EXERCISE DETAILS » Print all the entries verbatim.

--- start SUPPLIED RECORDS ---

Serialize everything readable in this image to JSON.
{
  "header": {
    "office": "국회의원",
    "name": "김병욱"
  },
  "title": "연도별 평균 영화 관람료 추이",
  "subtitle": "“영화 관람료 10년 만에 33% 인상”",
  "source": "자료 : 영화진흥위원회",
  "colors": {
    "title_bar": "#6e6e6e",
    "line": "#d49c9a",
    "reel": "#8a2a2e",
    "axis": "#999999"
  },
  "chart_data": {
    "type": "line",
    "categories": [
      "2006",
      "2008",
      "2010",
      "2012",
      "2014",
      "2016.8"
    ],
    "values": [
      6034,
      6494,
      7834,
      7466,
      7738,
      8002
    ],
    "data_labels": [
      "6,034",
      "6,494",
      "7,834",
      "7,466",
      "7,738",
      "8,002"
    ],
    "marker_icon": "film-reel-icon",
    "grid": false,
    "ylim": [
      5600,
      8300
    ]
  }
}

--- end SUPPLIED RECORDS ---

REPLY »
Serialize everything readable in this image to JSON.
{
  "header": {
    "office": "국회의원",
    "name": "김병욱"
  },
  "title": "연도별 평균 영화 관람료 추이",
  "subtitle": "“영화 관람료 10년 만에 33% 인상”",
  "source": "자료 : 영화진흥위원회",
  "colors": {
    "title_bar": "#6e6e6e",
    "line": "#d49c9a",
    "reel": "#8a2a2e",
    "axis": "#999999"
  },
  "chart_data": {
    "type": "line",
    "categories": [
      "2006",
      "2008",
      "2010",
      "2012",
      "2014",
      "2016.8"
    ],
    "values": [
      6034,
      6494,
      7834,
      7466,
      7738,
      8002
    ],
    "data_labels": [
      "6,034",
      "6,494",
      "7,834",
      "7,466",
      "7,738",
      "8,002"
    ],
    "marker_icon": "film-reel-icon",
    "grid": false,
    "ylim": [
      5600,
      8300
    ]
  }
}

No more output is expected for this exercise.